* Material supplied *
--- START ---
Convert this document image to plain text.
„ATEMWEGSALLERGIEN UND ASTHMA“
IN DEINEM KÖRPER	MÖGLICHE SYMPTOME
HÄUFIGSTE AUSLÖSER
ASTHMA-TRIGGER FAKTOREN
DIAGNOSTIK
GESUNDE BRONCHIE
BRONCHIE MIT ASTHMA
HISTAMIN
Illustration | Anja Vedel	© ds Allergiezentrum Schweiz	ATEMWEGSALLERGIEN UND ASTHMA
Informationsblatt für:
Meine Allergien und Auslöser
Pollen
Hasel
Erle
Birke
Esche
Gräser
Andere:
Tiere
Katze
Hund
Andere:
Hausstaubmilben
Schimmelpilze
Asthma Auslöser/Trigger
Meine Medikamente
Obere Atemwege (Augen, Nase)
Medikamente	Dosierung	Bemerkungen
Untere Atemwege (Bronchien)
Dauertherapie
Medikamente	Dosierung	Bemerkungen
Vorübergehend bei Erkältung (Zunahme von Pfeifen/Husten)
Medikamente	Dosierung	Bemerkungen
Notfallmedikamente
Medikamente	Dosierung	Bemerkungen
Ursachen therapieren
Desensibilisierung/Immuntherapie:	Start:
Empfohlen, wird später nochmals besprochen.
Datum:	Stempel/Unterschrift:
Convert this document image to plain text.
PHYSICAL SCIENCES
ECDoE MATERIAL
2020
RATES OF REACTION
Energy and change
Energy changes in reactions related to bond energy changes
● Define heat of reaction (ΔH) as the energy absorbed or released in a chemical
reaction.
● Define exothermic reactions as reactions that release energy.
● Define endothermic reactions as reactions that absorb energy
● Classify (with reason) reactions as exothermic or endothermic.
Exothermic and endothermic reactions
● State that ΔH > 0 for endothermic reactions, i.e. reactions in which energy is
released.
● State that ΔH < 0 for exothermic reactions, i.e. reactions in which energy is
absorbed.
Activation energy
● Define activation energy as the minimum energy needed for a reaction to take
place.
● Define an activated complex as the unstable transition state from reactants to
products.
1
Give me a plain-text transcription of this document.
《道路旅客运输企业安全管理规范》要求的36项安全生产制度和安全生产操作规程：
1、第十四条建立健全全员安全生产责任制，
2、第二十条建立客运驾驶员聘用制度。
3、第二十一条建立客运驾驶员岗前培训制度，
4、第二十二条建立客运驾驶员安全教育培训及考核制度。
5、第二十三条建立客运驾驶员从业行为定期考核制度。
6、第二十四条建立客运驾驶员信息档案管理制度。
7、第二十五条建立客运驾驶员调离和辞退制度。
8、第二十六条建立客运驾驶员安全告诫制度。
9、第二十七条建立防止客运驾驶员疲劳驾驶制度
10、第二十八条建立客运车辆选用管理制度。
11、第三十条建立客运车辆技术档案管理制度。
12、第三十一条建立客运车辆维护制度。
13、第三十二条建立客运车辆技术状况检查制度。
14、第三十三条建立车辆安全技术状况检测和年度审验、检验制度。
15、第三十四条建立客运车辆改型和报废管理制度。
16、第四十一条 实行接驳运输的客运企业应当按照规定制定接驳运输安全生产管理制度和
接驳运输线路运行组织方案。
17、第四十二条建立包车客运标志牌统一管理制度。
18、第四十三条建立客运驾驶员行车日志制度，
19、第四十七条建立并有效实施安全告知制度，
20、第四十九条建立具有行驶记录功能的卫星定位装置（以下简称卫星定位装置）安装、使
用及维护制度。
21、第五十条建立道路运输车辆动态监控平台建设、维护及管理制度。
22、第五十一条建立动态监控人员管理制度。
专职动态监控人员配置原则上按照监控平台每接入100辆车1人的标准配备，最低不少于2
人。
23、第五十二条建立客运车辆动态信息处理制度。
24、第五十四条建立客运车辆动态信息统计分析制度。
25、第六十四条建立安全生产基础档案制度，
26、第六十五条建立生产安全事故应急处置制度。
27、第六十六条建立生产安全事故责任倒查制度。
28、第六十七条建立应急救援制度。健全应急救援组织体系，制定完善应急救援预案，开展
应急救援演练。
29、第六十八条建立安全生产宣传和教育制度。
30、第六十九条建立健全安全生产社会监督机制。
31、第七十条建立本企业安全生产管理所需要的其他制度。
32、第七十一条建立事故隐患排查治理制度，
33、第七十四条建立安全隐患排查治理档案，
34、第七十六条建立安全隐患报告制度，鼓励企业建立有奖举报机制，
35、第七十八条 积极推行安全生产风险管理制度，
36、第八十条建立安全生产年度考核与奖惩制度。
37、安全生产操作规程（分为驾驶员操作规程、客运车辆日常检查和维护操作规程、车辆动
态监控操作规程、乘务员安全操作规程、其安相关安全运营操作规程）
--- END ---
* Set problem *
Print the records once more, exactly as they were given.

* Response to the task *
Convert this document image to plain text.
„ATEMWEGSALLERGIEN UND ASTHMA“
IN DEINEM KÖRPER	MÖGLICHE SYMPTOME
HÄUFIGSTE AUSLÖSER
ASTHMA-TRIGGER FAKTOREN
DIAGNOSTIK
GESUNDE BRONCHIE
BRONCHIE MIT ASTHMA
HISTAMIN
Illustration | Anja Vedel	© ds Allergiezentrum Schweiz	ATEMWEGSALLERGIEN UND ASTHMA
Informationsblatt für:
Meine Allergien und Auslöser
Pollen
Hasel
Erle
Birke
Esche
Gräser
Andere:
Tiere
Katze
Hund
Andere:
Hausstaubmilben
Schimmelpilze
Asthma Auslöser/Trigger
Meine Medikamente
Obere Atemwege (Augen, Nase)
Medikamente	Dosierung	Bemerkungen
Untere Atemwege (Bronchien)
Dauertherapie
Medikamente	Dosierung	Bemerkungen
Vorübergehend bei Erkältung (Zunahme von Pfeifen/Husten)
Medikamente	Dosierung	Bemerkungen
Notfallmedikamente
Medikamente	Dosierung	Bemerkungen
Ursachen therapieren
Desensibilisierung/Immuntherapie:	Start:
Empfohlen, wird später nochmals besprochen.
Datum:	Stempel/Unterschrift:
Convert this document image to plain text.
PHYSICAL SCIENCES
ECDoE MATERIAL
2020
RATES OF REACTION
Energy and change
Energy changes in reactions related to bond energy changes
● Define heat of reaction (ΔH) as the energy absorbed or released in a chemical
reaction.
● Define exothermic reactions as reactions that release energy.
● Define endothermic reactions as reactions that absorb energy
● Classify (with reason) reactions as exothermic or endothermic.
Exothermic and endothermic reactions
● State that ΔH > 0 for endothermic reactions, i.e. reactions in which energy is
released.
● State that ΔH < 0 for exothermic reactions, i.e. reactions in which energy is
absorbed.
Activation energy
● Define activation energy as the minimum energy needed for a reaction to take
place.
● Define an activated complex as the unstable transition state from reactants to
products.
1
Give me a plain-text transcription of this document.
《道路旅客运输企业安全管理规范》要求的36项安全生产制度和安全生产操作规程：
1、第十四条建立健全全员安全生产责任制，
2、第二十条建立客运驾驶员聘用制度。
3、第二十一条建立客运驾驶员岗前培训制度，
4、第二十二条建立客运驾驶员安全教育培训及考核制度。
5、第二十三条建立客运驾驶员从业行为定期考核制度。
6、第二十四条建立客运驾驶员信息档案管理制度。
7、第二十五条建立客运驾驶员调离和辞退制度。
8、第二十六条建立客运驾驶员安全告诫制度。
9、第二十七条建立防止客运驾驶员疲劳驾驶制度
10、第二十八条建立客运车辆选用管理制度。
11、第三十条建立客运车辆技术档案管理制度。
12、第三十一条建立客运车辆维护制度。
13、第三十二条建立客运车辆技术状况检查制度。
14、第三十三条建立车辆安全技术状况检测和年度审验、检验制度。
15、第三十四条建立客运车辆改型和报废管理制度。
16、第四十一条 实行接驳运输的客运企业应当按照规定制定接驳运输安全生产管理制度和
接驳运输线路运行组织方案。
17、第四十二条建立包车客运标志牌统一管理制度。
18、第四十三条建立客运驾驶员行车日志制度，
19、第四十七条建立并有效实施安全告知制度，
20、第四十九条建立具有行驶记录功能的卫星定位装置（以下简称卫星定位装置）安装、使
用及维护制度。
21、第五十条建立道路运输车辆动态监控平台建设、维护及管理制度。
22、第五十一条建立动态监控人员管理制度。
专职动态监控人员配置原则上按照监控平台每接入100辆车1人的标准配备，最低不少于2
人。
23、第五十二条建立客运车辆动态信息处理制度。
24、第五十四条建立客运车辆动态信息统计分析制度。
25、第六十四条建立安全生产基础档案制度，
26、第六十五条建立生产安全事故应急处置制度。
27、第六十六条建立生产安全事故责任倒查制度。
28、第六十七条建立应急救援制度。健全应急救援组织体系，制定完善应急救援预案，开展
应急救援演练。
29、第六十八条建立安全生产宣传和教育制度。
30、第六十九条建立健全安全生产社会监督机制。
31、第七十条建立本企业安全生产管理所需要的其他制度。
32、第七十一条建立事故隐患排查治理制度，
33、第七十四条建立安全隐患排查治理档案，
34、第七十六条建立安全隐患报告制度，鼓励企业建立有奖举报机制，
35、第七十八条 积极推行安全生产风险管理制度，
36、第八十条建立安全生产年度考核与奖惩制度。
37、安全生产操作规程（分为驾驶员操作规程、客运车辆日常检查和维护操作规程、车辆动
态监控操作规程、乘务员安全操作规程、其安相关安全运营操作规程）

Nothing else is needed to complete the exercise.